▸ **Problem**
Show, in full, each line of the data that contains "JSON".

^^^^^^^^

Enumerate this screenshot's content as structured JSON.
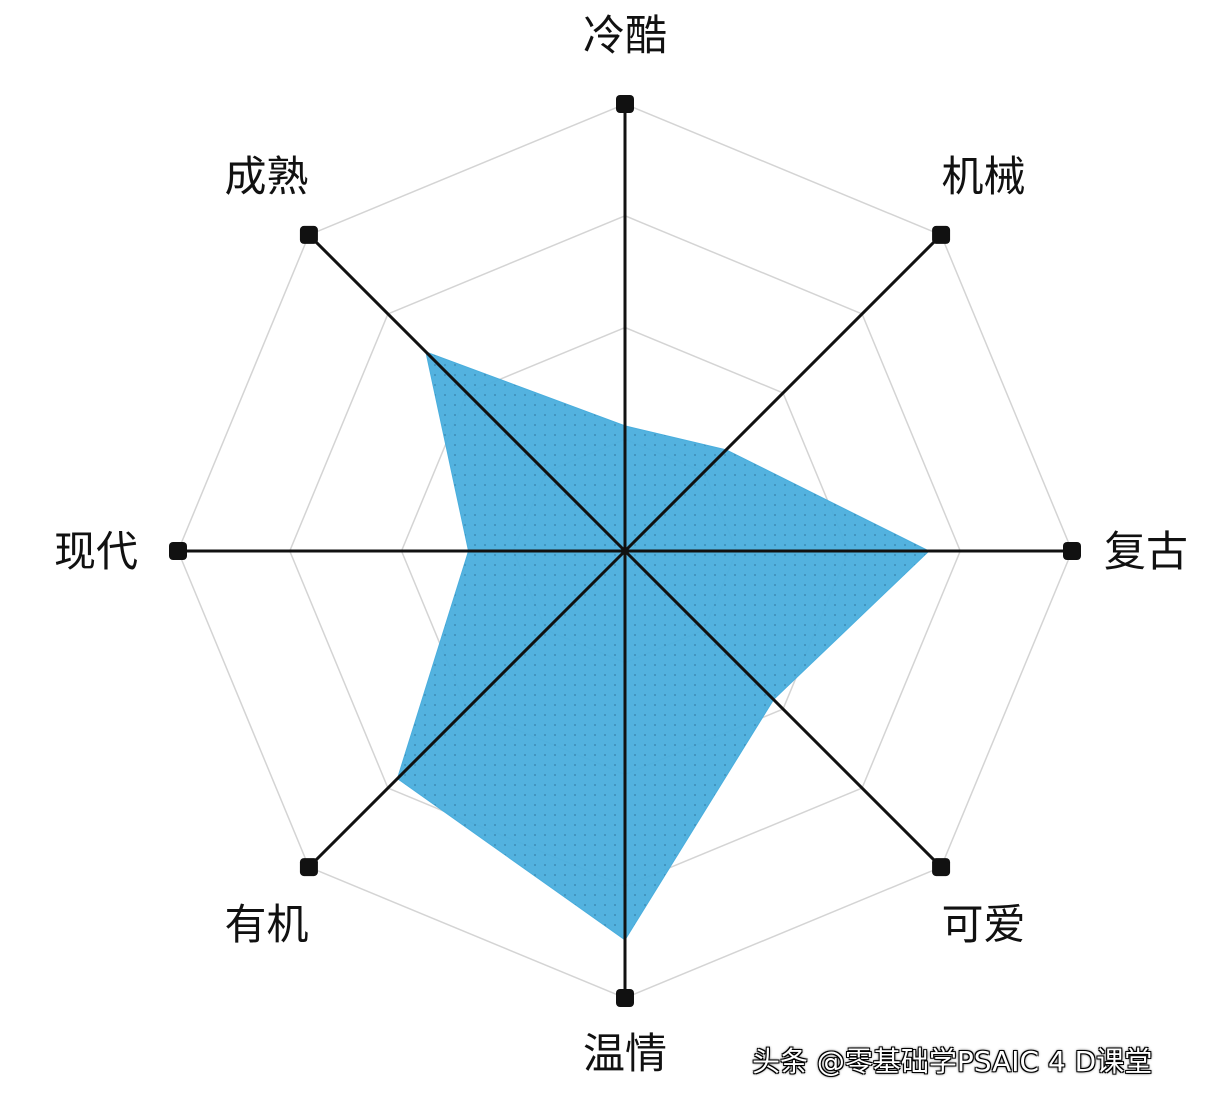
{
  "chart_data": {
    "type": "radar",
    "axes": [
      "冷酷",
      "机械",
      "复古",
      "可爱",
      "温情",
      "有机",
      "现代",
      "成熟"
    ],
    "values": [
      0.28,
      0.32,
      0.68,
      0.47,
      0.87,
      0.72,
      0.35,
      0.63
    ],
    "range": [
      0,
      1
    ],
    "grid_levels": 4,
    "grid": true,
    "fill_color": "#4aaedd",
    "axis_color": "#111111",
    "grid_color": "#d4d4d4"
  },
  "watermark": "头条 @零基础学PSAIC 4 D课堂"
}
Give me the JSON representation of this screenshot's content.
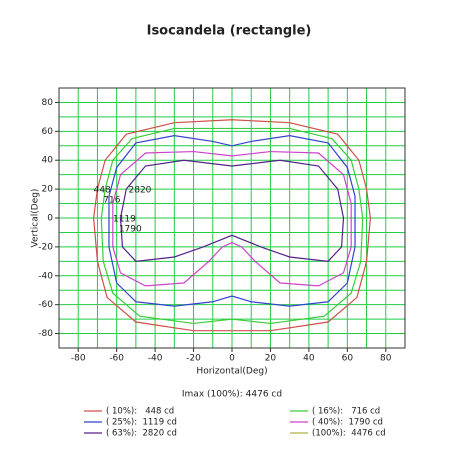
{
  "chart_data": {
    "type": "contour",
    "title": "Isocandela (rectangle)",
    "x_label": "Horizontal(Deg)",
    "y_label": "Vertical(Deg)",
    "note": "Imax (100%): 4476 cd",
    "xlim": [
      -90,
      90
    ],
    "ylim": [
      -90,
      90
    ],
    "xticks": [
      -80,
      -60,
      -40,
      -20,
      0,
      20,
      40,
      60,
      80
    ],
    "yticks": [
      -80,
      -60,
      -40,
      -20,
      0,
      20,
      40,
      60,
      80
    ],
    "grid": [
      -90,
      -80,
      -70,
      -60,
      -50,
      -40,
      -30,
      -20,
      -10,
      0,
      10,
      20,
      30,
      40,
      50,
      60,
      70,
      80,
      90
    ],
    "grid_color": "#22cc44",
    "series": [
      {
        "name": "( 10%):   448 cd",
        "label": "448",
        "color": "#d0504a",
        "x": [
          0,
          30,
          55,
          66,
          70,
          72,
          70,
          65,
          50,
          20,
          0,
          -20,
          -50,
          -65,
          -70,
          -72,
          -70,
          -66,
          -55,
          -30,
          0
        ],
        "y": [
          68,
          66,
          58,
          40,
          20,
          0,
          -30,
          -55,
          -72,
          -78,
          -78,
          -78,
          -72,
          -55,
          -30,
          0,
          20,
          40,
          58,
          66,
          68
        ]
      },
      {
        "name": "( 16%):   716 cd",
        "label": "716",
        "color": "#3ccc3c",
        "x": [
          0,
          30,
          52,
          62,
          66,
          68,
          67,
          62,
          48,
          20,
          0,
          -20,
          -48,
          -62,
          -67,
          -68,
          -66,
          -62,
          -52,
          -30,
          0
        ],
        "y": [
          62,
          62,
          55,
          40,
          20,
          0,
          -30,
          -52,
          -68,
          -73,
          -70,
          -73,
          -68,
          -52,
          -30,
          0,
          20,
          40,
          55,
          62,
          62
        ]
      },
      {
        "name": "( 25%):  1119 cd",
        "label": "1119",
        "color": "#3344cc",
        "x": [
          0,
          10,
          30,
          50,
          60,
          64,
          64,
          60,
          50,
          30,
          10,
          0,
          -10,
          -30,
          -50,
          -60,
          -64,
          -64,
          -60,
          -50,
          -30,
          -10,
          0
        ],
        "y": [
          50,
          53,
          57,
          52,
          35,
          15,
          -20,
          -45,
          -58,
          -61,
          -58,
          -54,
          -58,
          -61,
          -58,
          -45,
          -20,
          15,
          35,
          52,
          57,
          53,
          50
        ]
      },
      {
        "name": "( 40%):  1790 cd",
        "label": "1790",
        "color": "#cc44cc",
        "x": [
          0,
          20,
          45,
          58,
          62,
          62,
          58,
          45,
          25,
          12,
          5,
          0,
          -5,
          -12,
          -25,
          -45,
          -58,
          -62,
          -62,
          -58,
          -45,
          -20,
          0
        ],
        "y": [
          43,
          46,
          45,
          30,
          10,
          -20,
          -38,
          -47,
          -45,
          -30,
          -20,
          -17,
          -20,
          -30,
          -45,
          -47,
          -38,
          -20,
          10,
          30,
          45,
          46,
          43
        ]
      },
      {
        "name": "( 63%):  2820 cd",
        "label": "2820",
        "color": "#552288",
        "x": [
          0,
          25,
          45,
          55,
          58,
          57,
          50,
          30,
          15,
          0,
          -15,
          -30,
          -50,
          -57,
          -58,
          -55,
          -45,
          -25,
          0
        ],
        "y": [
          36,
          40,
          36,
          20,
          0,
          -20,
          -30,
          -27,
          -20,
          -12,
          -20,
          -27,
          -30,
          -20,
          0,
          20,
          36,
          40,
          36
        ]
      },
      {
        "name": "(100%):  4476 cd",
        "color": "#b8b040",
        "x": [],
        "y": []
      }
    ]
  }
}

^^^^^^^^

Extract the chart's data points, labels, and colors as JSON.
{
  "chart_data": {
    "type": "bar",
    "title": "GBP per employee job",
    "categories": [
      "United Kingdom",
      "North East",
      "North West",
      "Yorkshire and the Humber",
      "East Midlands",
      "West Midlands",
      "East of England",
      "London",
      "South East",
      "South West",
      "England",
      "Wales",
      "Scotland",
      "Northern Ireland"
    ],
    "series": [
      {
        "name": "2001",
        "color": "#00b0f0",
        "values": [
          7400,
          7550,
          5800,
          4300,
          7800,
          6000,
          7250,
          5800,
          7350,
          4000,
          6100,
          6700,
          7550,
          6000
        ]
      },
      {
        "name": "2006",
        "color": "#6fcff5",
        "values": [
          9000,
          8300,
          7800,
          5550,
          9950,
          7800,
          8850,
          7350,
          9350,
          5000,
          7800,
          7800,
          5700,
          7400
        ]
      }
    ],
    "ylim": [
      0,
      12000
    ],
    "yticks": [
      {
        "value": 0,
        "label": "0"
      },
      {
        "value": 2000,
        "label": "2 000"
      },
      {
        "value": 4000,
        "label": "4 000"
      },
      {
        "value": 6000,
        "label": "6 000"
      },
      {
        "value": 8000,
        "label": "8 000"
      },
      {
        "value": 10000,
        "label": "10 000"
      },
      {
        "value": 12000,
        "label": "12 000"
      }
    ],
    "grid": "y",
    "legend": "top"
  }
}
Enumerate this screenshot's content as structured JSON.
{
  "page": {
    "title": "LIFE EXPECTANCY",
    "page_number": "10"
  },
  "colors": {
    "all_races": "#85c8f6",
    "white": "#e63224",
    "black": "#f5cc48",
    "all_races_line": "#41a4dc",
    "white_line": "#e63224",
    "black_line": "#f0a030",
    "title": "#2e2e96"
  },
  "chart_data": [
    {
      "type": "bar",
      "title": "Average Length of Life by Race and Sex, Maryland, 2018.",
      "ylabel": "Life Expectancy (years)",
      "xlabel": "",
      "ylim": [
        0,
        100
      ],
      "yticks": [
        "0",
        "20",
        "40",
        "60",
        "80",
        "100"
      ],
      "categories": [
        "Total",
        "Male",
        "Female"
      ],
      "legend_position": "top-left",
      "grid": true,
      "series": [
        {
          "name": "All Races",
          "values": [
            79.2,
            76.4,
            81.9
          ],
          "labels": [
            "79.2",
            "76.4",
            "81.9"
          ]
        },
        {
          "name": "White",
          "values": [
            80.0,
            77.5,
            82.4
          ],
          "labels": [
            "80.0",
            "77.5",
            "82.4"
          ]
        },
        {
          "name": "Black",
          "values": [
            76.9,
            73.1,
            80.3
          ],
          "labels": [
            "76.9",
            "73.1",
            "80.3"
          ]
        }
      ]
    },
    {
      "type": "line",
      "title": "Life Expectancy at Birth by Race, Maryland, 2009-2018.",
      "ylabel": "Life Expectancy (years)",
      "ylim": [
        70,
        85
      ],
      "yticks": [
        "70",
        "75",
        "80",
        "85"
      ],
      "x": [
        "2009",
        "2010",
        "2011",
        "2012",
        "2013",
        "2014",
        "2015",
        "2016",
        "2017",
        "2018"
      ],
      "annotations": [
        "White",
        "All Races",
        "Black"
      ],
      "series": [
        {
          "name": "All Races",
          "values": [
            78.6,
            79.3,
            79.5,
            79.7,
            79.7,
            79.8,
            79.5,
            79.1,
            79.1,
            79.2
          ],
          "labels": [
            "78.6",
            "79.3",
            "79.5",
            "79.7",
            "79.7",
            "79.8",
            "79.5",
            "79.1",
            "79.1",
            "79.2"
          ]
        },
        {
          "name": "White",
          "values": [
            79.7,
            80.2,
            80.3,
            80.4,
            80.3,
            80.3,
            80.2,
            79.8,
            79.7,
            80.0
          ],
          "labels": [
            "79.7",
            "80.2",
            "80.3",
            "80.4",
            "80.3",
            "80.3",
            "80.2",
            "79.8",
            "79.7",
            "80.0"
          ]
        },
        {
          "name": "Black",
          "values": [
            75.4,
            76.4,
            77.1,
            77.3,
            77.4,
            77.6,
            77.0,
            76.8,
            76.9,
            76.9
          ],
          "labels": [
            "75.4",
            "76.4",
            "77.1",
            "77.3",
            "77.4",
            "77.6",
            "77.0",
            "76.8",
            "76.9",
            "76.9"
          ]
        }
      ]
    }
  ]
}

^^^^^^^^

▸ **Result**
Enumerate this screenshot's content as structured JSON.
Give me the JSON representation of this screenshot's content.
Extract the chart's data points, labels, and colors as JSON.
Enumerate this screenshot's content as structured JSON.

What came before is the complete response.